[Problem] Pull out from the material below all lines with "color".

(Items from a figure collection)
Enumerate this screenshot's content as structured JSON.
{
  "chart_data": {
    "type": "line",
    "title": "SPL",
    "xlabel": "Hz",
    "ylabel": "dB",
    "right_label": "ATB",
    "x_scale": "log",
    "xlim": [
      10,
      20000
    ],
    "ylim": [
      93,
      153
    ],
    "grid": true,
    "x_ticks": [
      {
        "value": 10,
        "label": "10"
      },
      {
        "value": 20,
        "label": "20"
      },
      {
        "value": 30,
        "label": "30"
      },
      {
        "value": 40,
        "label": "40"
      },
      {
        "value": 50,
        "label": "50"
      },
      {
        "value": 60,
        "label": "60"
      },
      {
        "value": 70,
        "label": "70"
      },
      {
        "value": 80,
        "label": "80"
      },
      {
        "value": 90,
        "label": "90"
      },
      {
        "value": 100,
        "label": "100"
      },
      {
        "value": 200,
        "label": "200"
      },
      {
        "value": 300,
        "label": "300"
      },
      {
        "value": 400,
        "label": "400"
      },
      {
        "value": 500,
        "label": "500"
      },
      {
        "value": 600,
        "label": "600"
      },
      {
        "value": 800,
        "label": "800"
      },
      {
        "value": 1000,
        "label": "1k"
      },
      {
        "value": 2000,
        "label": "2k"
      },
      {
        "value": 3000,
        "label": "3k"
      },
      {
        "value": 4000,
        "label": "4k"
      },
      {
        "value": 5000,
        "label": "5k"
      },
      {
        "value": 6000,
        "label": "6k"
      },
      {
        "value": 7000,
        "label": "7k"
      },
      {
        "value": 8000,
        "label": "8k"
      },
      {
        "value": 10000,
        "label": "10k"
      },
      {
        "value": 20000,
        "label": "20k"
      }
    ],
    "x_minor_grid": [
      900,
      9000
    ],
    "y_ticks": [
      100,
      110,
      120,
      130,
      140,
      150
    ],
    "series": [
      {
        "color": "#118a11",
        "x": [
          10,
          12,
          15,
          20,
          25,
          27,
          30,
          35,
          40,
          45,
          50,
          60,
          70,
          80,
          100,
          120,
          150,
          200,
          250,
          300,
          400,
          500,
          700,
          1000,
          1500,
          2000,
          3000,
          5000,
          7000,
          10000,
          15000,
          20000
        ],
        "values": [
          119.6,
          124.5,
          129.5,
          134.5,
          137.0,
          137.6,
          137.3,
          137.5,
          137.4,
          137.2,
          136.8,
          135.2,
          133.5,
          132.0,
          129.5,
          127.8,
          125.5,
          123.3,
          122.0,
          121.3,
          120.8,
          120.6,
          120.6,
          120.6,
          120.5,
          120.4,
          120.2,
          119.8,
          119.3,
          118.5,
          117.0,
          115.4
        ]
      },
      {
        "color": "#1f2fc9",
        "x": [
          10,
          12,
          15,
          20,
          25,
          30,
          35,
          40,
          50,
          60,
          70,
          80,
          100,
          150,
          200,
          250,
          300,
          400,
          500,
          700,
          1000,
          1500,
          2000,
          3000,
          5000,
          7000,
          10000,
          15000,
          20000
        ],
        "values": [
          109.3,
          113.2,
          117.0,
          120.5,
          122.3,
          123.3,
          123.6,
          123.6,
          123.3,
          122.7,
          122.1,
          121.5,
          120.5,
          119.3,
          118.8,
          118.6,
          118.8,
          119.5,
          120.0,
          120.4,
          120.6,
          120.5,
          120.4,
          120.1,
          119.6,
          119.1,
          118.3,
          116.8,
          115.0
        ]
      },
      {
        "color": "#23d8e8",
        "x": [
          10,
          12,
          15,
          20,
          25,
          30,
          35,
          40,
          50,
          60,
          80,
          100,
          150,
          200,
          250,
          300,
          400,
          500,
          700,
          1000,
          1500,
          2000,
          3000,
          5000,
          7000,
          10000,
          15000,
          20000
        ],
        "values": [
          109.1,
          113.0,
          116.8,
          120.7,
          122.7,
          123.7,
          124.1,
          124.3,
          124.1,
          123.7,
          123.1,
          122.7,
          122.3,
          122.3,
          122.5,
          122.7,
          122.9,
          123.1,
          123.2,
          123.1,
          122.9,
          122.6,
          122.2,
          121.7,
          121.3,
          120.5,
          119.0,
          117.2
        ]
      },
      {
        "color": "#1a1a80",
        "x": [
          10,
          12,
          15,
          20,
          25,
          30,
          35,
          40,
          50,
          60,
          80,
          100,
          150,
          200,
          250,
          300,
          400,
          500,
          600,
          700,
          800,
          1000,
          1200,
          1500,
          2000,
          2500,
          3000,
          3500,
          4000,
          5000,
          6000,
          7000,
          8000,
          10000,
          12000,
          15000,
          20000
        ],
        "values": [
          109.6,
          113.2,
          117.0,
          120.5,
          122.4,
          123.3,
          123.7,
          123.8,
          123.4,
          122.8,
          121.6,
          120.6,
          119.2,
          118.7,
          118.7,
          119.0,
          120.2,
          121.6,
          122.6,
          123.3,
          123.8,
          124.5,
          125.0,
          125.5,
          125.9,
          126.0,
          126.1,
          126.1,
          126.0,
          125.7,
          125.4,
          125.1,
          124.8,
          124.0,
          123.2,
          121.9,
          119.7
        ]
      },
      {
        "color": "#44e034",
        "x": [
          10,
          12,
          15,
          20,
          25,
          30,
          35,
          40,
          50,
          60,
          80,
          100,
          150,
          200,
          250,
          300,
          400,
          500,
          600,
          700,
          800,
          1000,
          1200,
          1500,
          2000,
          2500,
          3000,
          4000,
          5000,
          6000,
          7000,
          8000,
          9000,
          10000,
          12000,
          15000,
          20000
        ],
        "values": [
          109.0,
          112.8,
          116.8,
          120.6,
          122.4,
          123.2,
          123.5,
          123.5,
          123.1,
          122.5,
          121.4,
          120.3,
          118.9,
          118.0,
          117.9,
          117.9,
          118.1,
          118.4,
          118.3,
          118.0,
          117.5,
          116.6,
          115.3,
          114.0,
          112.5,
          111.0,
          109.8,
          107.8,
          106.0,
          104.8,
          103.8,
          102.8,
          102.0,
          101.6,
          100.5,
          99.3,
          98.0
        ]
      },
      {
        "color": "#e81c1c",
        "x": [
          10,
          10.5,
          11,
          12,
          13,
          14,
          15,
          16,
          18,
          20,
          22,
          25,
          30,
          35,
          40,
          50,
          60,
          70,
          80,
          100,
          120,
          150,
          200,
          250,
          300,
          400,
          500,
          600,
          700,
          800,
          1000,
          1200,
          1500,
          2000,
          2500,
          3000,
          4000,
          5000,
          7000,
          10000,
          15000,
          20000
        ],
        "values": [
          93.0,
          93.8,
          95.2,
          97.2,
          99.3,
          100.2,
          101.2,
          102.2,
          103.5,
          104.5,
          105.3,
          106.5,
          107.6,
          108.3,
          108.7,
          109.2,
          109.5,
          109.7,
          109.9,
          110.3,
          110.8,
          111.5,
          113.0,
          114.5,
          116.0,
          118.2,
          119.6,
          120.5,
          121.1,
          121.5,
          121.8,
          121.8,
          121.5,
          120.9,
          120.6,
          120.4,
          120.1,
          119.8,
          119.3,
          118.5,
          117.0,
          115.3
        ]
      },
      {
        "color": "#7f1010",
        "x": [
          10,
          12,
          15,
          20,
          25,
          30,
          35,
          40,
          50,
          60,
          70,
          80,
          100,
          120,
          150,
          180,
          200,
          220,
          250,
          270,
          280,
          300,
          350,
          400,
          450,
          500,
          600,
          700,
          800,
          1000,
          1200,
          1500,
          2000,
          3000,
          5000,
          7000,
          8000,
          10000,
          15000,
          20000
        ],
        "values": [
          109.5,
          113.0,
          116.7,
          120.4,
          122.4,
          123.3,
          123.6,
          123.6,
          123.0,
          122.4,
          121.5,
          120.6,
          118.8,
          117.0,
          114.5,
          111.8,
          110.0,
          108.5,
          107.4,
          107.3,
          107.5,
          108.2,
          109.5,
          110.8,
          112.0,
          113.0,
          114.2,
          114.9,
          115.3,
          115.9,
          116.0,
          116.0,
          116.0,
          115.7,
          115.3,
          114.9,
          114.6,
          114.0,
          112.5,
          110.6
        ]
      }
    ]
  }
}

[Solution to this problem]
        "color": "#118a11",
        "color": "#1f2fc9",
        "color": "#23d8e8",
        "color": "#1a1a80",
        "color": "#44e034",
        "color": "#e81c1c",
        "color": "#7f1010",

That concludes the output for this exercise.